Will you output all of the data below exactly, omitting the images?

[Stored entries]

»»

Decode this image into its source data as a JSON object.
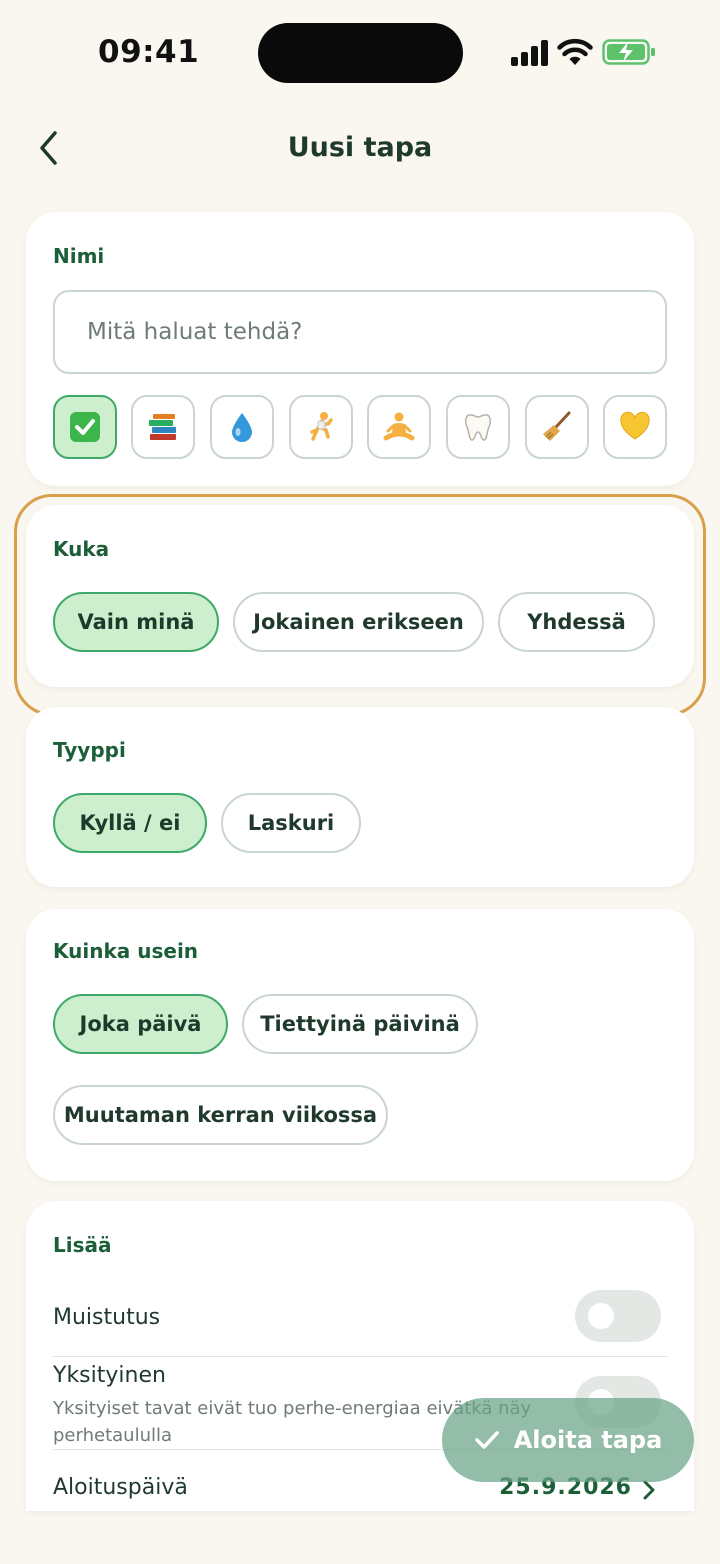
{
  "status_bar": {
    "time": "09:41"
  },
  "header": {
    "title": "Uusi tapa"
  },
  "name_section": {
    "label": "Nimi",
    "input_placeholder": "Mitä haluat tehdä?",
    "input_value": "",
    "emojis": [
      {
        "name": "check-mark-emoji",
        "selected": true
      },
      {
        "name": "books-emoji",
        "selected": false
      },
      {
        "name": "water-drop-emoji",
        "selected": false
      },
      {
        "name": "runner-emoji",
        "selected": false
      },
      {
        "name": "meditation-emoji",
        "selected": false
      },
      {
        "name": "tooth-emoji",
        "selected": false
      },
      {
        "name": "broom-emoji",
        "selected": false
      },
      {
        "name": "yellow-heart-emoji",
        "selected": false
      }
    ]
  },
  "who_section": {
    "label": "Kuka",
    "options": [
      "Vain minä",
      "Jokainen erikseen",
      "Yhdessä"
    ],
    "selected": "Vain minä"
  },
  "type_section": {
    "label": "Tyyppi",
    "options": [
      "Kyllä / ei",
      "Laskuri"
    ],
    "selected": "Kyllä / ei"
  },
  "frequency_section": {
    "label": "Kuinka usein",
    "options": [
      "Joka päivä",
      "Tiettyinä päivinä",
      "Muutaman kerran viikossa"
    ],
    "selected": "Joka päivä"
  },
  "more_section": {
    "label": "Lisää",
    "reminder_label": "Muistutus",
    "reminder_on": false,
    "private_label": "Yksityinen",
    "private_description": "Yksityiset tavat eivät tuo perhe-energiaa eivätkä näy perhetaululla",
    "private_on": false,
    "start_date_label": "Aloituspäivä",
    "start_date_value": "25.9.2026"
  },
  "cta": {
    "label": "Aloita tapa"
  },
  "colors": {
    "accent": "#1b5e38",
    "selected_fill": "#cdefcd",
    "selected_border": "#3fa96a",
    "highlight_ring": "#d9a04a",
    "background": "#f9f7ef"
  }
}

««

**Task response**
Decode this image into its source data as a JSON object.
{
  "status_bar": {
    "time": "09:41"
  },
  "header": {
    "title": "Uusi tapa"
  },
  "name_section": {
    "label": "Nimi",
    "input_placeholder": "Mitä haluat tehdä?",
    "input_value": "",
    "emojis": [
      {
        "name": "check-mark-emoji",
        "selected": true
      },
      {
        "name": "books-emoji",
        "selected": false
      },
      {
        "name": "water-drop-emoji",
        "selected": false
      },
      {
        "name": "runner-emoji",
        "selected": false
      },
      {
        "name": "meditation-emoji",
        "selected": false
      },
      {
        "name": "tooth-emoji",
        "selected": false
      },
      {
        "name": "broom-emoji",
        "selected": false
      },
      {
        "name": "yellow-heart-emoji",
        "selected": false
      }
    ]
  },
  "who_section": {
    "label": "Kuka",
    "options": [
      "Vain minä",
      "Jokainen erikseen",
      "Yhdessä"
    ],
    "selected": "Vain minä"
  },
  "type_section": {
    "label": "Tyyppi",
    "options": [
      "Kyllä / ei",
      "Laskuri"
    ],
    "selected": "Kyllä / ei"
  },
  "frequency_section": {
    "label": "Kuinka usein",
    "options": [
      "Joka päivä",
      "Tiettyinä päivinä",
      "Muutaman kerran viikossa"
    ],
    "selected": "Joka päivä"
  },
  "more_section": {
    "label": "Lisää",
    "reminder_label": "Muistutus",
    "reminder_on": false,
    "private_label": "Yksityinen",
    "private_description": "Yksityiset tavat eivät tuo perhe-energiaa eivätkä näy perhetaululla",
    "private_on": false,
    "start_date_label": "Aloituspäivä",
    "start_date_value": "25.9.2026"
  },
  "cta": {
    "label": "Aloita tapa"
  },
  "colors": {
    "accent": "#1b5e38",
    "selected_fill": "#cdefcd",
    "selected_border": "#3fa96a",
    "highlight_ring": "#d9a04a",
    "background": "#f9f7ef"
  }
}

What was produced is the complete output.